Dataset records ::
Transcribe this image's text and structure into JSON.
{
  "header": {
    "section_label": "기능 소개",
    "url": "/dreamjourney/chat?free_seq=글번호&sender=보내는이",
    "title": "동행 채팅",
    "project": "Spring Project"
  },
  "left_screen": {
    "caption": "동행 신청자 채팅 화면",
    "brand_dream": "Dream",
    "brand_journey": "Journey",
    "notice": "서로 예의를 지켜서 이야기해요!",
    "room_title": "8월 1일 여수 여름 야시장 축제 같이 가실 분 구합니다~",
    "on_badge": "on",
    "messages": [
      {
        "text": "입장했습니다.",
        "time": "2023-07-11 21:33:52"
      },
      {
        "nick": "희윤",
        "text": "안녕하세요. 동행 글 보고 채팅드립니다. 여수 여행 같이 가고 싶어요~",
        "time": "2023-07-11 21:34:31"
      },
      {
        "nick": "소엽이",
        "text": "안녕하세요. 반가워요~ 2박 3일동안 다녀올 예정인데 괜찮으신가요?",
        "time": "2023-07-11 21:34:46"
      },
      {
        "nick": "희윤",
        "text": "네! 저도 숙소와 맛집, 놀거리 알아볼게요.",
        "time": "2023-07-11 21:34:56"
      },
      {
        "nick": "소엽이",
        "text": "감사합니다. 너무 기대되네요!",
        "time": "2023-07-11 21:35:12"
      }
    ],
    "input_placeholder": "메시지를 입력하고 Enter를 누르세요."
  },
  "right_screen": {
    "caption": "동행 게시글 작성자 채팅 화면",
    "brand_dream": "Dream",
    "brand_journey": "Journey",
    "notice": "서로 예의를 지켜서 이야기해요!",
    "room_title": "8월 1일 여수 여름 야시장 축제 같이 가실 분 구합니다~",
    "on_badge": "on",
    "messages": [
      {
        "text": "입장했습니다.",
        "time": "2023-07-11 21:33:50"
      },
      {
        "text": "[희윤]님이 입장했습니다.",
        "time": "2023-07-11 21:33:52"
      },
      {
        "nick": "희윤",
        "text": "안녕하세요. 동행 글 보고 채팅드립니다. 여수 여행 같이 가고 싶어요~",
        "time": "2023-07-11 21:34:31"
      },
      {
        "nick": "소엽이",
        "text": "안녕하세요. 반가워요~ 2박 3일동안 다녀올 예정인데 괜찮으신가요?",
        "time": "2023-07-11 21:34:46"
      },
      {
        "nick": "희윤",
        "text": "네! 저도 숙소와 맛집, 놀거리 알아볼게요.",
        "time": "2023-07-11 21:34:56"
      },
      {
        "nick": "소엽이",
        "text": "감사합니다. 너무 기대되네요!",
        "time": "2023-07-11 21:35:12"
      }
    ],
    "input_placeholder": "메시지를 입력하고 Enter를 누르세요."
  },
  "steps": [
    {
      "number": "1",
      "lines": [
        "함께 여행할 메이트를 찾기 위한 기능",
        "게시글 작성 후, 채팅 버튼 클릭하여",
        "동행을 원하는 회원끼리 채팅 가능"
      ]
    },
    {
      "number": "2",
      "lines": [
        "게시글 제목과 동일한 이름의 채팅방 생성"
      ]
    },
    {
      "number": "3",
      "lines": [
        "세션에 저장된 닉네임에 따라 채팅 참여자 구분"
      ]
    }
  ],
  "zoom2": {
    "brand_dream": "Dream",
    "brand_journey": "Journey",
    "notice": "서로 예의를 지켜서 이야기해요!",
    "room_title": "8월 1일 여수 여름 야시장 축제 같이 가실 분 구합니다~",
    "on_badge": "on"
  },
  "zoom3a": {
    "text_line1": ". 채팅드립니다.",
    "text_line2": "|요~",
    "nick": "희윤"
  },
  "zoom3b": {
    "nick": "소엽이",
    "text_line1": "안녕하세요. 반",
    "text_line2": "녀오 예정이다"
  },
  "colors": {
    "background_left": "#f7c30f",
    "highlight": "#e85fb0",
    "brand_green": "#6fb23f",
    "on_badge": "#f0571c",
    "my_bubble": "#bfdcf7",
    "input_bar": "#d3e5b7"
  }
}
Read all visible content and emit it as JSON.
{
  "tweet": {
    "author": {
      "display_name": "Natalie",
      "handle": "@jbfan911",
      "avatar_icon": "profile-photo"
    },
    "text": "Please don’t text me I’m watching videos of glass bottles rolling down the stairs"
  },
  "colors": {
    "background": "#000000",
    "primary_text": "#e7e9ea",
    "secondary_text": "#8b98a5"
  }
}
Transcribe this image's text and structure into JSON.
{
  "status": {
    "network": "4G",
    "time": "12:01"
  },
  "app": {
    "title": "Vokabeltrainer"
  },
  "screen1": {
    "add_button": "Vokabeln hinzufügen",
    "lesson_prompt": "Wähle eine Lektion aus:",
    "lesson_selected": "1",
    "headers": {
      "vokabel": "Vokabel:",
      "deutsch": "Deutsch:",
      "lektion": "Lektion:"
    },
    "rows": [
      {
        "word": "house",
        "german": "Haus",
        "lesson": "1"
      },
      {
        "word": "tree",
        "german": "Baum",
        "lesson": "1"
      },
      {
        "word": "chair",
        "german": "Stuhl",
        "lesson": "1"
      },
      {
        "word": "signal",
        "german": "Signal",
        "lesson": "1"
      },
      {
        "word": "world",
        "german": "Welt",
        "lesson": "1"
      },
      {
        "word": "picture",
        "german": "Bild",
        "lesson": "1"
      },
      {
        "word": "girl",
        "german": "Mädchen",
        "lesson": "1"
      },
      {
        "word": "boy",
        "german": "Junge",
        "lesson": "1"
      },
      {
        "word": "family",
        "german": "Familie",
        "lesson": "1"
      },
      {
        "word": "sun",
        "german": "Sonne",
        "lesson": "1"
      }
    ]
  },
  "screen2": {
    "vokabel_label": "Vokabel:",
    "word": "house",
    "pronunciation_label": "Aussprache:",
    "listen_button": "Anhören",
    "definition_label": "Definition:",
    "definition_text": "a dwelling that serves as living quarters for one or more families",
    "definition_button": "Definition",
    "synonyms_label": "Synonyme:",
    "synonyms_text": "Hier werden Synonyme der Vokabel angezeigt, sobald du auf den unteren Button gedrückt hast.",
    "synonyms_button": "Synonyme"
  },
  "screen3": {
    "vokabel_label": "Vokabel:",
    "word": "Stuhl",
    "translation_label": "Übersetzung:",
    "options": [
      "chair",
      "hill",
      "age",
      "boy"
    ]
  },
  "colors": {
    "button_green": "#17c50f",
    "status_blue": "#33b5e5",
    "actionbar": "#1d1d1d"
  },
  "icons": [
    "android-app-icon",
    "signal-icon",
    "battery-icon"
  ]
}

WHAT TO WORK ON :: Repeat every entry word for word.

ANSWER FOR THIS EXERCISE ::
Transcribe this image's text and structure into JSON.
{
  "header": {
    "section_label": "기능 소개",
    "url": "/dreamjourney/chat?free_seq=글번호&sender=보내는이",
    "title": "동행 채팅",
    "project": "Spring Project"
  },
  "left_screen": {
    "caption": "동행 신청자 채팅 화면",
    "brand_dream": "Dream",
    "brand_journey": "Journey",
    "notice": "서로 예의를 지켜서 이야기해요!",
    "room_title": "8월 1일 여수 여름 야시장 축제 같이 가실 분 구합니다~",
    "on_badge": "on",
    "messages": [
      {
        "text": "입장했습니다.",
        "time": "2023-07-11 21:33:52"
      },
      {
        "nick": "희윤",
        "text": "안녕하세요. 동행 글 보고 채팅드립니다. 여수 여행 같이 가고 싶어요~",
        "time": "2023-07-11 21:34:31"
      },
      {
        "nick": "소엽이",
        "text": "안녕하세요. 반가워요~ 2박 3일동안 다녀올 예정인데 괜찮으신가요?",
        "time": "2023-07-11 21:34:46"
      },
      {
        "nick": "희윤",
        "text": "네! 저도 숙소와 맛집, 놀거리 알아볼게요.",
        "time": "2023-07-11 21:34:56"
      },
      {
        "nick": "소엽이",
        "text": "감사합니다. 너무 기대되네요!",
        "time": "2023-07-11 21:35:12"
      }
    ],
    "input_placeholder": "메시지를 입력하고 Enter를 누르세요."
  },
  "right_screen": {
    "caption": "동행 게시글 작성자 채팅 화면",
    "brand_dream": "Dream",
    "brand_journey": "Journey",
    "notice": "서로 예의를 지켜서 이야기해요!",
    "room_title": "8월 1일 여수 여름 야시장 축제 같이 가실 분 구합니다~",
    "on_badge": "on",
    "messages": [
      {
        "text": "입장했습니다.",
        "time": "2023-07-11 21:33:50"
      },
      {
        "text": "[희윤]님이 입장했습니다.",
        "time": "2023-07-11 21:33:52"
      },
      {
        "nick": "희윤",
        "text": "안녕하세요. 동행 글 보고 채팅드립니다. 여수 여행 같이 가고 싶어요~",
        "time": "2023-07-11 21:34:31"
      },
      {
        "nick": "소엽이",
        "text": "안녕하세요. 반가워요~ 2박 3일동안 다녀올 예정인데 괜찮으신가요?",
        "time": "2023-07-11 21:34:46"
      },
      {
        "nick": "희윤",
        "text": "네! 저도 숙소와 맛집, 놀거리 알아볼게요.",
        "time": "2023-07-11 21:34:56"
      },
      {
        "nick": "소엽이",
        "text": "감사합니다. 너무 기대되네요!",
        "time": "2023-07-11 21:35:12"
      }
    ],
    "input_placeholder": "메시지를 입력하고 Enter를 누르세요."
  },
  "steps": [
    {
      "number": "1",
      "lines": [
        "함께 여행할 메이트를 찾기 위한 기능",
        "게시글 작성 후, 채팅 버튼 클릭하여",
        "동행을 원하는 회원끼리 채팅 가능"
      ]
    },
    {
      "number": "2",
      "lines": [
        "게시글 제목과 동일한 이름의 채팅방 생성"
      ]
    },
    {
      "number": "3",
      "lines": [
        "세션에 저장된 닉네임에 따라 채팅 참여자 구분"
      ]
    }
  ],
  "zoom2": {
    "brand_dream": "Dream",
    "brand_journey": "Journey",
    "notice": "서로 예의를 지켜서 이야기해요!",
    "room_title": "8월 1일 여수 여름 야시장 축제 같이 가실 분 구합니다~",
    "on_badge": "on"
  },
  "zoom3a": {
    "text_line1": ". 채팅드립니다.",
    "text_line2": "|요~",
    "nick": "희윤"
  },
  "zoom3b": {
    "nick": "소엽이",
    "text_line1": "안녕하세요. 반",
    "text_line2": "녀오 예정이다"
  },
  "colors": {
    "background_left": "#f7c30f",
    "highlight": "#e85fb0",
    "brand_green": "#6fb23f",
    "on_badge": "#f0571c",
    "my_bubble": "#bfdcf7",
    "input_bar": "#d3e5b7"
  }
}
Read all visible content and emit it as JSON.
{
  "tweet": {
    "author": {
      "display_name": "Natalie",
      "handle": "@jbfan911",
      "avatar_icon": "profile-photo"
    },
    "text": "Please don’t text me I’m watching videos of glass bottles rolling down the stairs"
  },
  "colors": {
    "background": "#000000",
    "primary_text": "#e7e9ea",
    "secondary_text": "#8b98a5"
  }
}
Transcribe this image's text and structure into JSON.
{
  "status": {
    "network": "4G",
    "time": "12:01"
  },
  "app": {
    "title": "Vokabeltrainer"
  },
  "screen1": {
    "add_button": "Vokabeln hinzufügen",
    "lesson_prompt": "Wähle eine Lektion aus:",
    "lesson_selected": "1",
    "headers": {
      "vokabel": "Vokabel:",
      "deutsch": "Deutsch:",
      "lektion": "Lektion:"
    },
    "rows": [
      {
        "word": "house",
        "german": "Haus",
        "lesson": "1"
      },
      {
        "word": "tree",
        "german": "Baum",
        "lesson": "1"
      },
      {
        "word": "chair",
        "german": "Stuhl",
        "lesson": "1"
      },
      {
        "word": "signal",
        "german": "Signal",
        "lesson": "1"
      },
      {
        "word": "world",
        "german": "Welt",
        "lesson": "1"
      },
      {
        "word": "picture",
        "german": "Bild",
        "lesson": "1"
      },
      {
        "word": "girl",
        "german": "Mädchen",
        "lesson": "1"
      },
      {
        "word": "boy",
        "german": "Junge",
        "lesson": "1"
      },
      {
        "word": "family",
        "german": "Familie",
        "lesson": "1"
      },
      {
        "word": "sun",
        "german": "Sonne",
        "lesson": "1"
      }
    ]
  },
  "screen2": {
    "vokabel_label": "Vokabel:",
    "word": "house",
    "pronunciation_label": "Aussprache:",
    "listen_button": "Anhören",
    "definition_label": "Definition:",
    "definition_text": "a dwelling that serves as living quarters for one or more families",
    "definition_button": "Definition",
    "synonyms_label": "Synonyme:",
    "synonyms_text": "Hier werden Synonyme der Vokabel angezeigt, sobald du auf den unteren Button gedrückt hast.",
    "synonyms_button": "Synonyme"
  },
  "screen3": {
    "vokabel_label": "Vokabel:",
    "word": "Stuhl",
    "translation_label": "Übersetzung:",
    "options": [
      "chair",
      "hill",
      "age",
      "boy"
    ]
  },
  "colors": {
    "button_green": "#17c50f",
    "status_blue": "#33b5e5",
    "actionbar": "#1d1d1d"
  },
  "icons": [
    "android-app-icon",
    "signal-icon",
    "battery-icon"
  ]
}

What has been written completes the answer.